(Dataset records):
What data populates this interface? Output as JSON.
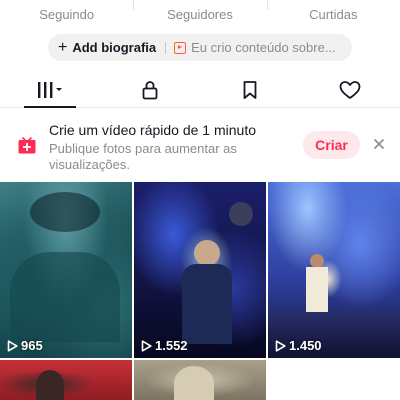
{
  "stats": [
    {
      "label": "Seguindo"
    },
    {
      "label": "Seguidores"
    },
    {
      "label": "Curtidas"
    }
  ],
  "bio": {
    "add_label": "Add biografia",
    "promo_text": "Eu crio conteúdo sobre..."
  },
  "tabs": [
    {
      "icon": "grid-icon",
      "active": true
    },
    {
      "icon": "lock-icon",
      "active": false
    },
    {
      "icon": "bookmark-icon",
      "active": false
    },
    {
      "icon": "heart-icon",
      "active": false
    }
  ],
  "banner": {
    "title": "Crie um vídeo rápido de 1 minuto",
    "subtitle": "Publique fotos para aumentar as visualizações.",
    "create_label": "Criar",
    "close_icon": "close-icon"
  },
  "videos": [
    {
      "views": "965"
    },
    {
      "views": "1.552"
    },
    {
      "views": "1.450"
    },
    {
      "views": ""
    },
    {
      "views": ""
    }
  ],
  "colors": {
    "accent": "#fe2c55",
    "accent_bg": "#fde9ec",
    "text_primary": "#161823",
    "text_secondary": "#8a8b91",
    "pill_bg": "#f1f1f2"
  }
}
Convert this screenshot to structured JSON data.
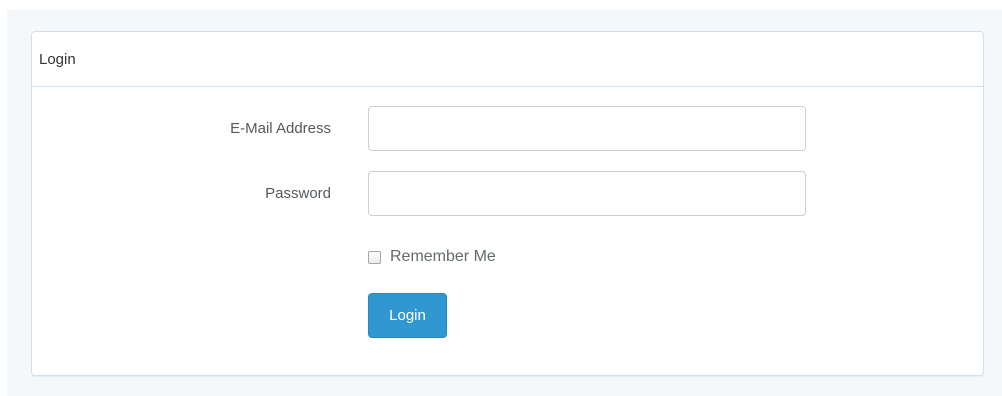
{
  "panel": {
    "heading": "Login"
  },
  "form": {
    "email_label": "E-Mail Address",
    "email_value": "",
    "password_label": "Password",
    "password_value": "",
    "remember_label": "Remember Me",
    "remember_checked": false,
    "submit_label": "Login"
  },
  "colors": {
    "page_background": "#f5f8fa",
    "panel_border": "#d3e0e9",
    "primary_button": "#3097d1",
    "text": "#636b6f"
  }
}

==

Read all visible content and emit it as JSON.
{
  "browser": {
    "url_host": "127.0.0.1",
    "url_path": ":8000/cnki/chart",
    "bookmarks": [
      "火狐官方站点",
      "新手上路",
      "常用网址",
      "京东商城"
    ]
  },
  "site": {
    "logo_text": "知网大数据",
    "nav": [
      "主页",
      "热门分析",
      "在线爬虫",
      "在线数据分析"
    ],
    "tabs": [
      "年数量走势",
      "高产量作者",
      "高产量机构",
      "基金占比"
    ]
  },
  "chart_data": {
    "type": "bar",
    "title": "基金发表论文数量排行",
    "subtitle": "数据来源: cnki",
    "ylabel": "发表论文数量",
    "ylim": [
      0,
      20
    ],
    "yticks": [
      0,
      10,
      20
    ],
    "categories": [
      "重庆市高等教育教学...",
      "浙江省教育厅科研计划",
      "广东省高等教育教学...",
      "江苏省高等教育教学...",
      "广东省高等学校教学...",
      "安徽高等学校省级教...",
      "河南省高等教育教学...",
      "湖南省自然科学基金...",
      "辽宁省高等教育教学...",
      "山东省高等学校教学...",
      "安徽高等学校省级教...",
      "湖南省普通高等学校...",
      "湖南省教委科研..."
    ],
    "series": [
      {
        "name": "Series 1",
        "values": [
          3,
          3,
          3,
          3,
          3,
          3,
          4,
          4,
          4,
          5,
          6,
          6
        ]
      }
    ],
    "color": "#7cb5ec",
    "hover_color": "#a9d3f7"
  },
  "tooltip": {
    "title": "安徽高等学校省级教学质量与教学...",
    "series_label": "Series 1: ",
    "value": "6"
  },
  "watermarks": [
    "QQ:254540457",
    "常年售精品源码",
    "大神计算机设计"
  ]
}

==

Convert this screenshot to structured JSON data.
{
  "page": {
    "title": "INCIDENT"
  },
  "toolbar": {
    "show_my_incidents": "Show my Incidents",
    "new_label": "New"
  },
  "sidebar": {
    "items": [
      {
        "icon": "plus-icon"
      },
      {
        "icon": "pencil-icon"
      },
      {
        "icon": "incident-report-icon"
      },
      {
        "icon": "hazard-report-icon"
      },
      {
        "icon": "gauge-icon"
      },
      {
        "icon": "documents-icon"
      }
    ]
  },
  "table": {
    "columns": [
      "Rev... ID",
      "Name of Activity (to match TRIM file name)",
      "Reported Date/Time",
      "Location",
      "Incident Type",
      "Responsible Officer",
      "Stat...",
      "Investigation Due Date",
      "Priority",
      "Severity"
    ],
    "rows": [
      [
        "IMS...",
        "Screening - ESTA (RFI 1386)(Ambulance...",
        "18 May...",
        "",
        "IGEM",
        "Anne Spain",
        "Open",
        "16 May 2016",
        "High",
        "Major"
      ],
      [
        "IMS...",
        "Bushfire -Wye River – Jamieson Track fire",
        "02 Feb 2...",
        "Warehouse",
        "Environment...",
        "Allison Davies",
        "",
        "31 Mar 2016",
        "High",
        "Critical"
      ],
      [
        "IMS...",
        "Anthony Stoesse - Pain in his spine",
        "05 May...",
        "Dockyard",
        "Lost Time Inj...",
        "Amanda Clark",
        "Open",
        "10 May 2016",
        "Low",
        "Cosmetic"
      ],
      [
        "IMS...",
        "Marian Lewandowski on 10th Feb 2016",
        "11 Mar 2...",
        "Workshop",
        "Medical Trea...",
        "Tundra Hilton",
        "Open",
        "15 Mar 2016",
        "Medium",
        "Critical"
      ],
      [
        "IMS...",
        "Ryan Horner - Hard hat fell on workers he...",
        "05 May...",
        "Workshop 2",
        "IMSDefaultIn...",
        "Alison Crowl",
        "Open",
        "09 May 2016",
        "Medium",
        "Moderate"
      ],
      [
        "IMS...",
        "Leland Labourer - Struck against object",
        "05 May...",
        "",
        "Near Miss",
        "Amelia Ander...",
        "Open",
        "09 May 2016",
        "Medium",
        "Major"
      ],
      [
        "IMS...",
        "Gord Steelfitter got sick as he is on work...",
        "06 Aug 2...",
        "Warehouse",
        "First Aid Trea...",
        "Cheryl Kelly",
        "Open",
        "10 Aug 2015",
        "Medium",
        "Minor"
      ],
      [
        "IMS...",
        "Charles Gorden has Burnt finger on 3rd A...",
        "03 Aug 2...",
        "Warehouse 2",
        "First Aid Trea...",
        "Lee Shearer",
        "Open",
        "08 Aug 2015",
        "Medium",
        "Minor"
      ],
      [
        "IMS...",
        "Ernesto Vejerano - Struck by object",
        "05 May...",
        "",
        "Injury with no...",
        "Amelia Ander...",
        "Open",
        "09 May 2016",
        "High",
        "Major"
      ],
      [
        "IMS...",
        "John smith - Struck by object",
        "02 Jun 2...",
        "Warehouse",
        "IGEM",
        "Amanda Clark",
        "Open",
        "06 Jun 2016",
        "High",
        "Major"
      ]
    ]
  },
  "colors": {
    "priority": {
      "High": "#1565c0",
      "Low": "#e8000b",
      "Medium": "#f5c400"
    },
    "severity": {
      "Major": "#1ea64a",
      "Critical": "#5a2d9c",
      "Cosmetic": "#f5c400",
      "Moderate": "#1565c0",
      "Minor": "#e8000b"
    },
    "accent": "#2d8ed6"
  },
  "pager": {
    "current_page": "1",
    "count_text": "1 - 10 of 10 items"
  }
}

(EXERCISE): In the entries above, find every line holding the word "object" and copy it out.

(SOLUTION):
        "Leland Labourer - Struck against object",
        "Ernesto Vejerano - Struck by object",
        "John smith - Struck by object",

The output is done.